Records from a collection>
* * * *
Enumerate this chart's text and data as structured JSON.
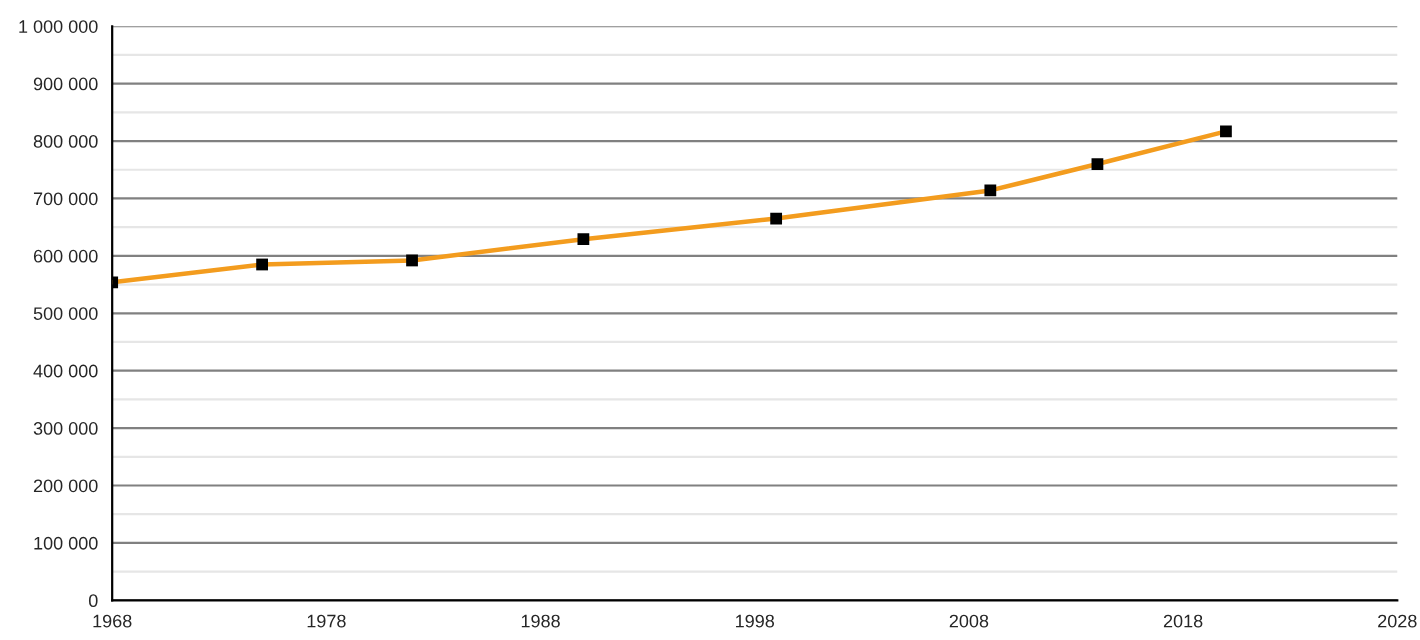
{
  "chart_data": {
    "type": "line",
    "x": [
      1968,
      1975,
      1982,
      1990,
      1999,
      2009,
      2014,
      2020
    ],
    "series": [
      {
        "color": "#f39c1e",
        "marker": "none",
        "values": [
          554000,
          585000,
          592000,
          629000,
          665000,
          714000,
          760000,
          817000
        ]
      },
      {
        "type": "scatter",
        "color": "#000000",
        "marker": "square",
        "values": [
          554000,
          585000,
          592000,
          629000,
          665000,
          714000,
          760000,
          817000
        ]
      }
    ],
    "xlim": [
      1968,
      2028
    ],
    "xticks": [
      1968,
      1978,
      1988,
      1998,
      2008,
      2018,
      2028
    ],
    "ylim": [
      0,
      1000000
    ],
    "yticks": [
      0,
      {
        "value": 100000,
        "label": "100 000"
      },
      {
        "value": 200000,
        "label": "200 000"
      },
      {
        "value": 300000,
        "label": "300 000"
      },
      {
        "value": 400000,
        "label": "400 000"
      },
      {
        "value": 500000,
        "label": "500 000"
      },
      {
        "value": 600000,
        "label": "600 000"
      },
      {
        "value": 700000,
        "label": "700 000"
      },
      {
        "value": 800000,
        "label": "800 000"
      },
      {
        "value": 900000,
        "label": "900 000"
      },
      {
        "value": 1000000,
        "label": "1 000 000"
      }
    ],
    "grid": "y",
    "legend": false
  }
}
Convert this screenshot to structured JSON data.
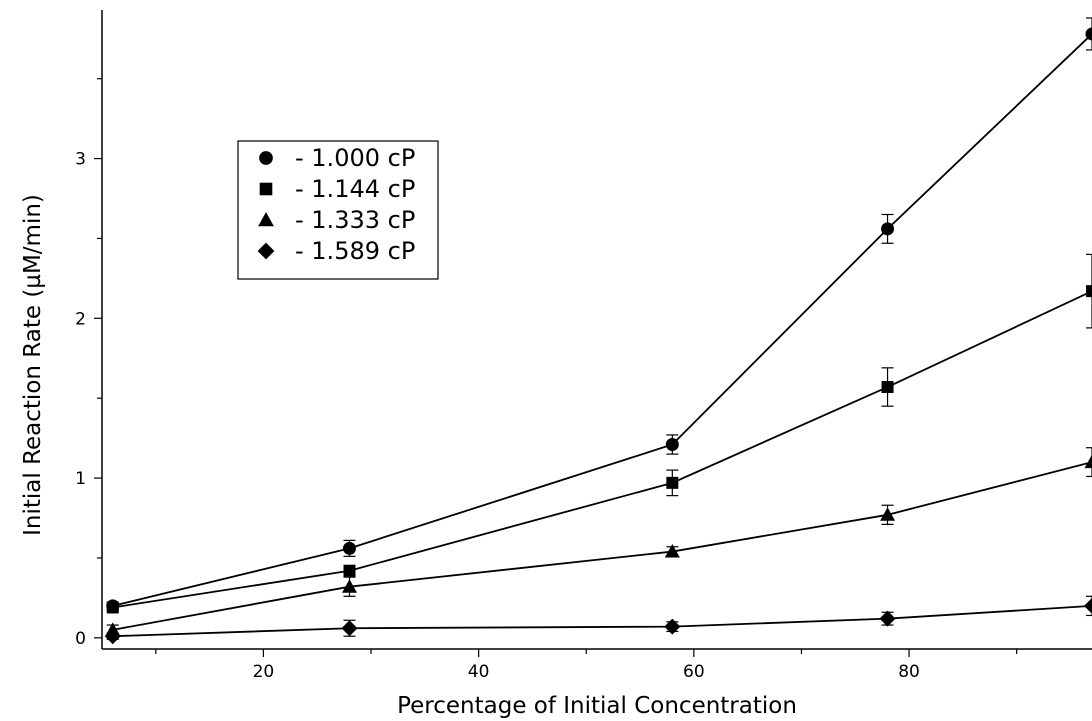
{
  "chart_data": {
    "type": "line",
    "xlabel": "Percentage of Initial Concentration",
    "ylabel": "Initial Reaction Rate (µM/min)",
    "xlim": [
      5,
      97
    ],
    "ylim": [
      -0.07,
      3.93
    ],
    "x_ticks": [
      20,
      40,
      60,
      80
    ],
    "y_ticks": [
      0,
      1,
      2,
      3
    ],
    "legend_position": "upper-left",
    "grid": false,
    "series": [
      {
        "name": "- 1.000 cP",
        "marker": "circle",
        "x": [
          6,
          28,
          58,
          78,
          97
        ],
        "y": [
          0.2,
          0.56,
          1.21,
          2.56,
          3.78
        ],
        "error": [
          0.02,
          0.05,
          0.06,
          0.09,
          0.1
        ]
      },
      {
        "name": "- 1.144 cP",
        "marker": "square",
        "x": [
          6,
          28,
          58,
          78,
          97
        ],
        "y": [
          0.19,
          0.42,
          0.97,
          1.57,
          2.17
        ],
        "error": [
          0.02,
          0.03,
          0.08,
          0.12,
          0.23
        ]
      },
      {
        "name": "- 1.333 cP",
        "marker": "triangle",
        "x": [
          6,
          28,
          58,
          78,
          97
        ],
        "y": [
          0.05,
          0.32,
          0.54,
          0.77,
          1.1
        ],
        "error": [
          0.03,
          0.06,
          0.03,
          0.06,
          0.09
        ]
      },
      {
        "name": "- 1.589 cP",
        "marker": "diamond",
        "x": [
          6,
          28,
          58,
          78,
          97
        ],
        "y": [
          0.01,
          0.06,
          0.07,
          0.12,
          0.2
        ],
        "error": [
          0.02,
          0.05,
          0.03,
          0.04,
          0.06
        ]
      }
    ]
  }
}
* * * *
TASK DIRECTIONS>
Output an exact copy of the material, with the pictures removed.

FINISHED EXERCISE>
Enumerate this chart's text and data as structured JSON.
{
  "chart_data": {
    "type": "line",
    "x": [
      1968,
      1975,
      1982,
      1990,
      1999,
      2009,
      2014,
      2020
    ],
    "series": [
      {
        "color": "#f39c1e",
        "marker": "none",
        "values": [
          554000,
          585000,
          592000,
          629000,
          665000,
          714000,
          760000,
          817000
        ]
      },
      {
        "type": "scatter",
        "color": "#000000",
        "marker": "square",
        "values": [
          554000,
          585000,
          592000,
          629000,
          665000,
          714000,
          760000,
          817000
        ]
      }
    ],
    "xlim": [
      1968,
      2028
    ],
    "xticks": [
      1968,
      1978,
      1988,
      1998,
      2008,
      2018,
      2028
    ],
    "ylim": [
      0,
      1000000
    ],
    "yticks": [
      0,
      {
        "value": 100000,
        "label": "100 000"
      },
      {
        "value": 200000,
        "label": "200 000"
      },
      {
        "value": 300000,
        "label": "300 000"
      },
      {
        "value": 400000,
        "label": "400 000"
      },
      {
        "value": 500000,
        "label": "500 000"
      },
      {
        "value": 600000,
        "label": "600 000"
      },
      {
        "value": 700000,
        "label": "700 000"
      },
      {
        "value": 800000,
        "label": "800 000"
      },
      {
        "value": 900000,
        "label": "900 000"
      },
      {
        "value": 1000000,
        "label": "1 000 000"
      }
    ],
    "grid": "y",
    "legend": false
  }
}
Convert this screenshot to structured JSON data.
{
  "chart_data": {
    "type": "line",
    "xlabel": "Percentage of Initial Concentration",
    "ylabel": "Initial Reaction Rate (µM/min)",
    "xlim": [
      5,
      97
    ],
    "ylim": [
      -0.07,
      3.93
    ],
    "x_ticks": [
      20,
      40,
      60,
      80
    ],
    "y_ticks": [
      0,
      1,
      2,
      3
    ],
    "legend_position": "upper-left",
    "grid": false,
    "series": [
      {
        "name": "- 1.000 cP",
        "marker": "circle",
        "x": [
          6,
          28,
          58,
          78,
          97
        ],
        "y": [
          0.2,
          0.56,
          1.21,
          2.56,
          3.78
        ],
        "error": [
          0.02,
          0.05,
          0.06,
          0.09,
          0.1
        ]
      },
      {
        "name": "- 1.144 cP",
        "marker": "square",
        "x": [
          6,
          28,
          58,
          78,
          97
        ],
        "y": [
          0.19,
          0.42,
          0.97,
          1.57,
          2.17
        ],
        "error": [
          0.02,
          0.03,
          0.08,
          0.12,
          0.23
        ]
      },
      {
        "name": "- 1.333 cP",
        "marker": "triangle",
        "x": [
          6,
          28,
          58,
          78,
          97
        ],
        "y": [
          0.05,
          0.32,
          0.54,
          0.77,
          1.1
        ],
        "error": [
          0.03,
          0.06,
          0.03,
          0.06,
          0.09
        ]
      },
      {
        "name": "- 1.589 cP",
        "marker": "diamond",
        "x": [
          6,
          28,
          58,
          78,
          97
        ],
        "y": [
          0.01,
          0.06,
          0.07,
          0.12,
          0.2
        ],
        "error": [
          0.02,
          0.05,
          0.03,
          0.04,
          0.06
        ]
      }
    ]
  }
}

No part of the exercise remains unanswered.